▶ [Written task]
Make an exact copy of the records, dropping all pictures.

▶ [Provided data]
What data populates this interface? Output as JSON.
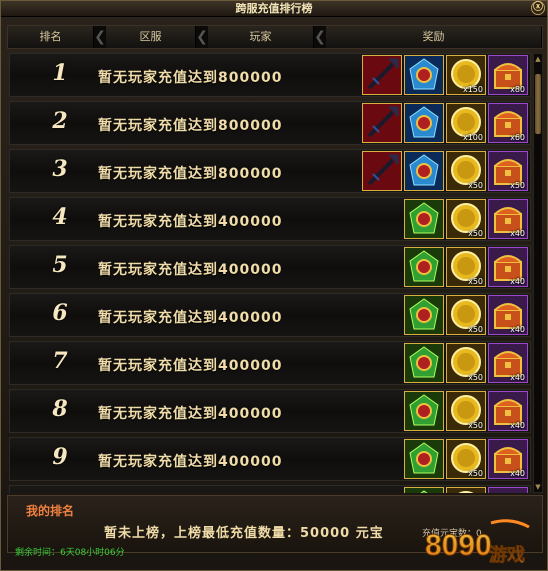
{
  "window": {
    "title": "跨服充值排行榜",
    "close_glyph": "ⓧ"
  },
  "header": {
    "rank": "排名",
    "server": "区服",
    "player": "玩家",
    "reward": "奖励"
  },
  "rows": [
    {
      "rank": "1",
      "cond": "暂无玩家充值达到",
      "amount": "800000",
      "rewards": [
        {
          "icon": "trident-weapon-icon",
          "qty": ""
        },
        {
          "icon": "blue-gem-icon",
          "qty": ""
        },
        {
          "icon": "gold-coin-icon",
          "qty": "x150"
        },
        {
          "icon": "treasure-chest-icon",
          "qty": "x80"
        }
      ]
    },
    {
      "rank": "2",
      "cond": "暂无玩家充值达到",
      "amount": "800000",
      "rewards": [
        {
          "icon": "trident-weapon-icon",
          "qty": ""
        },
        {
          "icon": "blue-gem-icon",
          "qty": ""
        },
        {
          "icon": "gold-coin-icon",
          "qty": "x100"
        },
        {
          "icon": "treasure-chest-icon",
          "qty": "x60"
        }
      ]
    },
    {
      "rank": "3",
      "cond": "暂无玩家充值达到",
      "amount": "800000",
      "rewards": [
        {
          "icon": "trident-weapon-icon",
          "qty": ""
        },
        {
          "icon": "blue-gem-icon",
          "qty": ""
        },
        {
          "icon": "gold-coin-icon",
          "qty": "x50"
        },
        {
          "icon": "treasure-chest-icon",
          "qty": "x50"
        }
      ]
    },
    {
      "rank": "4",
      "cond": "暂无玩家充值达到",
      "amount": "400000",
      "rewards": [
        {
          "icon": "green-gem-icon",
          "qty": ""
        },
        {
          "icon": "gold-coin-icon",
          "qty": "x50"
        },
        {
          "icon": "treasure-chest-icon",
          "qty": "x40"
        }
      ]
    },
    {
      "rank": "5",
      "cond": "暂无玩家充值达到",
      "amount": "400000",
      "rewards": [
        {
          "icon": "green-gem-icon",
          "qty": ""
        },
        {
          "icon": "gold-coin-icon",
          "qty": "x50"
        },
        {
          "icon": "treasure-chest-icon",
          "qty": "x40"
        }
      ]
    },
    {
      "rank": "6",
      "cond": "暂无玩家充值达到",
      "amount": "400000",
      "rewards": [
        {
          "icon": "green-gem-icon",
          "qty": ""
        },
        {
          "icon": "gold-coin-icon",
          "qty": "x50"
        },
        {
          "icon": "treasure-chest-icon",
          "qty": "x40"
        }
      ]
    },
    {
      "rank": "7",
      "cond": "暂无玩家充值达到",
      "amount": "400000",
      "rewards": [
        {
          "icon": "green-gem-icon",
          "qty": ""
        },
        {
          "icon": "gold-coin-icon",
          "qty": "x50"
        },
        {
          "icon": "treasure-chest-icon",
          "qty": "x40"
        }
      ]
    },
    {
      "rank": "8",
      "cond": "暂无玩家充值达到",
      "amount": "400000",
      "rewards": [
        {
          "icon": "green-gem-icon",
          "qty": ""
        },
        {
          "icon": "gold-coin-icon",
          "qty": "x50"
        },
        {
          "icon": "treasure-chest-icon",
          "qty": "x40"
        }
      ]
    },
    {
      "rank": "9",
      "cond": "暂无玩家充值达到",
      "amount": "400000",
      "rewards": [
        {
          "icon": "green-gem-icon",
          "qty": ""
        },
        {
          "icon": "gold-coin-icon",
          "qty": "x50"
        },
        {
          "icon": "treasure-chest-icon",
          "qty": "x40"
        }
      ]
    },
    {
      "rank": "10",
      "cond": "",
      "amount": "",
      "rewards": [
        {
          "icon": "green-gem-icon",
          "qty": ""
        },
        {
          "icon": "gold-coin-icon",
          "qty": ""
        },
        {
          "icon": "treasure-chest-icon",
          "qty": ""
        }
      ]
    }
  ],
  "my_rank": {
    "title": "我的排名",
    "text": "暂未上榜，上榜最低充值数量：50000 元宝",
    "side": "充值元宝数：0"
  },
  "footer": {
    "remaining": "剩余时间：6天08小时06分"
  },
  "watermark": {
    "text": "8090游戏"
  },
  "colors": {
    "accent": "#f08040",
    "timer": "#3ad03a",
    "frame_gold": "#d8b040",
    "frame_purple": "#9a4ac8"
  }
}
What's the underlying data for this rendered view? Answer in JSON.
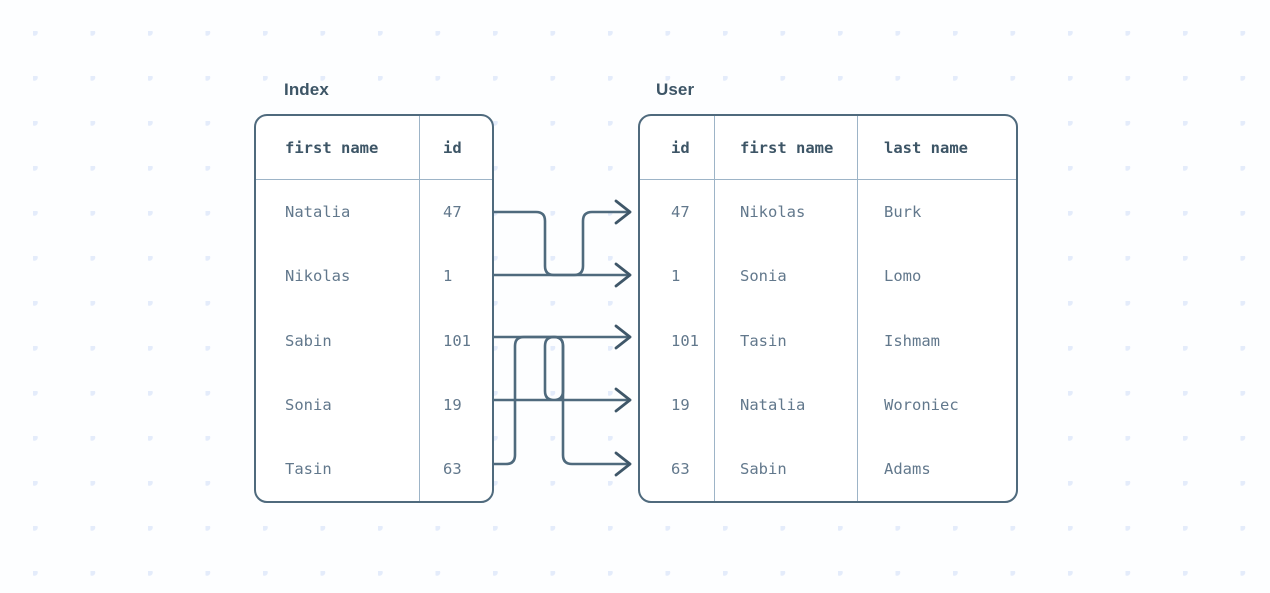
{
  "diagram": {
    "kind": "table-join-mapping",
    "accent_color": "#4f6a7d",
    "grid_color": "#9db4c7",
    "text_color": "#62788c",
    "heading_color": "#3d5566",
    "background_color": "#fdfeff",
    "dot_color": "#e4ecfb"
  },
  "index_table": {
    "title": "Index",
    "columns": [
      "first name",
      "id"
    ],
    "rows": [
      {
        "first_name": "Natalia",
        "id": "47"
      },
      {
        "first_name": "Nikolas",
        "id": "1"
      },
      {
        "first_name": "Sabin",
        "id": "101"
      },
      {
        "first_name": "Sonia",
        "id": "19"
      },
      {
        "first_name": "Tasin",
        "id": "63"
      }
    ]
  },
  "user_table": {
    "title": "User",
    "columns": [
      "id",
      "first name",
      "last name"
    ],
    "rows": [
      {
        "id": "47",
        "first_name": "Nikolas",
        "last_name": "Burk"
      },
      {
        "id": "1",
        "first_name": "Sonia",
        "last_name": "Lomo"
      },
      {
        "id": "101",
        "first_name": "Tasin",
        "last_name": "Ishmam"
      },
      {
        "id": "19",
        "first_name": "Natalia",
        "last_name": "Woroniec"
      },
      {
        "id": "63",
        "first_name": "Sabin",
        "last_name": "Adams"
      }
    ]
  },
  "connections": [
    {
      "from_index_row": 0,
      "from_id": "47",
      "to_user_row": 0
    },
    {
      "from_index_row": 1,
      "from_id": "1",
      "to_user_row": 1
    },
    {
      "from_index_row": 2,
      "from_id": "101",
      "to_user_row": 2
    },
    {
      "from_index_row": 3,
      "from_id": "19",
      "to_user_row": 3
    },
    {
      "from_index_row": 4,
      "from_id": "63",
      "to_user_row": 4
    }
  ]
}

▶ [Output of the exercise]
What data populates this interface? Output as JSON.
{
  "window": {
    "title": "跨服充值排行榜",
    "close_glyph": "ⓧ"
  },
  "header": {
    "rank": "排名",
    "server": "区服",
    "player": "玩家",
    "reward": "奖励"
  },
  "rows": [
    {
      "rank": "1",
      "cond": "暂无玩家充值达到",
      "amount": "800000",
      "rewards": [
        {
          "icon": "trident-weapon-icon",
          "qty": ""
        },
        {
          "icon": "blue-gem-icon",
          "qty": ""
        },
        {
          "icon": "gold-coin-icon",
          "qty": "x150"
        },
        {
          "icon": "treasure-chest-icon",
          "qty": "x80"
        }
      ]
    },
    {
      "rank": "2",
      "cond": "暂无玩家充值达到",
      "amount": "800000",
      "rewards": [
        {
          "icon": "trident-weapon-icon",
          "qty": ""
        },
        {
          "icon": "blue-gem-icon",
          "qty": ""
        },
        {
          "icon": "gold-coin-icon",
          "qty": "x100"
        },
        {
          "icon": "treasure-chest-icon",
          "qty": "x60"
        }
      ]
    },
    {
      "rank": "3",
      "cond": "暂无玩家充值达到",
      "amount": "800000",
      "rewards": [
        {
          "icon": "trident-weapon-icon",
          "qty": ""
        },
        {
          "icon": "blue-gem-icon",
          "qty": ""
        },
        {
          "icon": "gold-coin-icon",
          "qty": "x50"
        },
        {
          "icon": "treasure-chest-icon",
          "qty": "x50"
        }
      ]
    },
    {
      "rank": "4",
      "cond": "暂无玩家充值达到",
      "amount": "400000",
      "rewards": [
        {
          "icon": "green-gem-icon",
          "qty": ""
        },
        {
          "icon": "gold-coin-icon",
          "qty": "x50"
        },
        {
          "icon": "treasure-chest-icon",
          "qty": "x40"
        }
      ]
    },
    {
      "rank": "5",
      "cond": "暂无玩家充值达到",
      "amount": "400000",
      "rewards": [
        {
          "icon": "green-gem-icon",
          "qty": ""
        },
        {
          "icon": "gold-coin-icon",
          "qty": "x50"
        },
        {
          "icon": "treasure-chest-icon",
          "qty": "x40"
        }
      ]
    },
    {
      "rank": "6",
      "cond": "暂无玩家充值达到",
      "amount": "400000",
      "rewards": [
        {
          "icon": "green-gem-icon",
          "qty": ""
        },
        {
          "icon": "gold-coin-icon",
          "qty": "x50"
        },
        {
          "icon": "treasure-chest-icon",
          "qty": "x40"
        }
      ]
    },
    {
      "rank": "7",
      "cond": "暂无玩家充值达到",
      "amount": "400000",
      "rewards": [
        {
          "icon": "green-gem-icon",
          "qty": ""
        },
        {
          "icon": "gold-coin-icon",
          "qty": "x50"
        },
        {
          "icon": "treasure-chest-icon",
          "qty": "x40"
        }
      ]
    },
    {
      "rank": "8",
      "cond": "暂无玩家充值达到",
      "amount": "400000",
      "rewards": [
        {
          "icon": "green-gem-icon",
          "qty": ""
        },
        {
          "icon": "gold-coin-icon",
          "qty": "x50"
        },
        {
          "icon": "treasure-chest-icon",
          "qty": "x40"
        }
      ]
    },
    {
      "rank": "9",
      "cond": "暂无玩家充值达到",
      "amount": "400000",
      "rewards": [
        {
          "icon": "green-gem-icon",
          "qty": ""
        },
        {
          "icon": "gold-coin-icon",
          "qty": "x50"
        },
        {
          "icon": "treasure-chest-icon",
          "qty": "x40"
        }
      ]
    },
    {
      "rank": "10",
      "cond": "",
      "amount": "",
      "rewards": [
        {
          "icon": "green-gem-icon",
          "qty": ""
        },
        {
          "icon": "gold-coin-icon",
          "qty": ""
        },
        {
          "icon": "treasure-chest-icon",
          "qty": ""
        }
      ]
    }
  ],
  "my_rank": {
    "title": "我的排名",
    "text": "暂未上榜，上榜最低充值数量：50000 元宝",
    "side": "充值元宝数：0"
  },
  "footer": {
    "remaining": "剩余时间：6天08小时06分"
  },
  "watermark": {
    "text": "8090游戏"
  },
  "colors": {
    "accent": "#f08040",
    "timer": "#3ad03a",
    "frame_gold": "#d8b040",
    "frame_purple": "#9a4ac8"
  }
}
What's the underlying data for this rendered view? Answer in JSON.
{
  "diagram": {
    "kind": "table-join-mapping",
    "accent_color": "#4f6a7d",
    "grid_color": "#9db4c7",
    "text_color": "#62788c",
    "heading_color": "#3d5566",
    "background_color": "#fdfeff",
    "dot_color": "#e4ecfb"
  },
  "index_table": {
    "title": "Index",
    "columns": [
      "first name",
      "id"
    ],
    "rows": [
      {
        "first_name": "Natalia",
        "id": "47"
      },
      {
        "first_name": "Nikolas",
        "id": "1"
      },
      {
        "first_name": "Sabin",
        "id": "101"
      },
      {
        "first_name": "Sonia",
        "id": "19"
      },
      {
        "first_name": "Tasin",
        "id": "63"
      }
    ]
  },
  "user_table": {
    "title": "User",
    "columns": [
      "id",
      "first name",
      "last name"
    ],
    "rows": [
      {
        "id": "47",
        "first_name": "Nikolas",
        "last_name": "Burk"
      },
      {
        "id": "1",
        "first_name": "Sonia",
        "last_name": "Lomo"
      },
      {
        "id": "101",
        "first_name": "Tasin",
        "last_name": "Ishmam"
      },
      {
        "id": "19",
        "first_name": "Natalia",
        "last_name": "Woroniec"
      },
      {
        "id": "63",
        "first_name": "Sabin",
        "last_name": "Adams"
      }
    ]
  },
  "connections": [
    {
      "from_index_row": 0,
      "from_id": "47",
      "to_user_row": 0
    },
    {
      "from_index_row": 1,
      "from_id": "1",
      "to_user_row": 1
    },
    {
      "from_index_row": 2,
      "from_id": "101",
      "to_user_row": 2
    },
    {
      "from_index_row": 3,
      "from_id": "19",
      "to_user_row": 3
    },
    {
      "from_index_row": 4,
      "from_id": "63",
      "to_user_row": 4
    }
  ]
}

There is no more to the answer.